[Stored records]
** begin **

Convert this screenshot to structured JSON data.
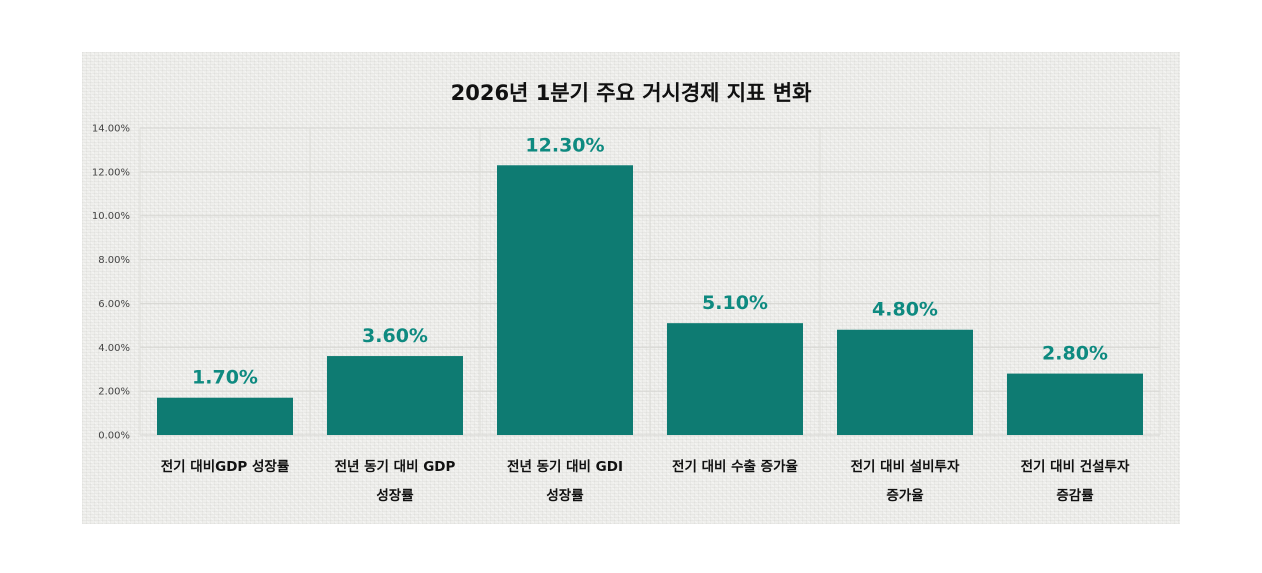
{
  "chart_data": {
    "type": "bar",
    "title": "2026년 1분기 주요 거시경제 지표 변화",
    "categories": [
      [
        "전기 대비GDP 성장률"
      ],
      [
        "전년 동기 대비 GDP",
        "성장률"
      ],
      [
        "전년 동기 대비 GDI",
        "성장률"
      ],
      [
        "전기 대비 수출 증가율"
      ],
      [
        "전기 대비 설비투자",
        "증가율"
      ],
      [
        "전기 대비 건설투자",
        "증감률"
      ]
    ],
    "values": [
      1.7,
      3.6,
      12.3,
      5.1,
      4.8,
      2.8
    ],
    "data_labels": [
      "1.70%",
      "3.60%",
      "12.30%",
      "5.10%",
      "4.80%",
      "2.80%"
    ],
    "ylim": [
      0,
      14
    ],
    "y_ticks": [
      0,
      2,
      4,
      6,
      8,
      10,
      12,
      14
    ],
    "y_tick_labels": [
      "0.00%",
      "2.00%",
      "4.00%",
      "6.00%",
      "8.00%",
      "10.00%",
      "12.00%",
      "14.00%"
    ],
    "xlabel": "",
    "ylabel": "",
    "grid": true,
    "legend": "none",
    "colors": {
      "bar": "#0e7b72",
      "label": "#0e8a80"
    }
  }
}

** end **

— Aim —
Reproduce all entries without any change, and omit the pictures.

— Output below —
Convert this screenshot to structured JSON data.
{
  "chart_data": {
    "type": "bar",
    "title": "2026년 1분기 주요 거시경제 지표 변화",
    "categories": [
      [
        "전기 대비GDP 성장률"
      ],
      [
        "전년 동기 대비 GDP",
        "성장률"
      ],
      [
        "전년 동기 대비 GDI",
        "성장률"
      ],
      [
        "전기 대비 수출 증가율"
      ],
      [
        "전기 대비 설비투자",
        "증가율"
      ],
      [
        "전기 대비 건설투자",
        "증감률"
      ]
    ],
    "values": [
      1.7,
      3.6,
      12.3,
      5.1,
      4.8,
      2.8
    ],
    "data_labels": [
      "1.70%",
      "3.60%",
      "12.30%",
      "5.10%",
      "4.80%",
      "2.80%"
    ],
    "ylim": [
      0,
      14
    ],
    "y_ticks": [
      0,
      2,
      4,
      6,
      8,
      10,
      12,
      14
    ],
    "y_tick_labels": [
      "0.00%",
      "2.00%",
      "4.00%",
      "6.00%",
      "8.00%",
      "10.00%",
      "12.00%",
      "14.00%"
    ],
    "xlabel": "",
    "ylabel": "",
    "grid": true,
    "legend": "none",
    "colors": {
      "bar": "#0e7b72",
      "label": "#0e8a80"
    }
  }
}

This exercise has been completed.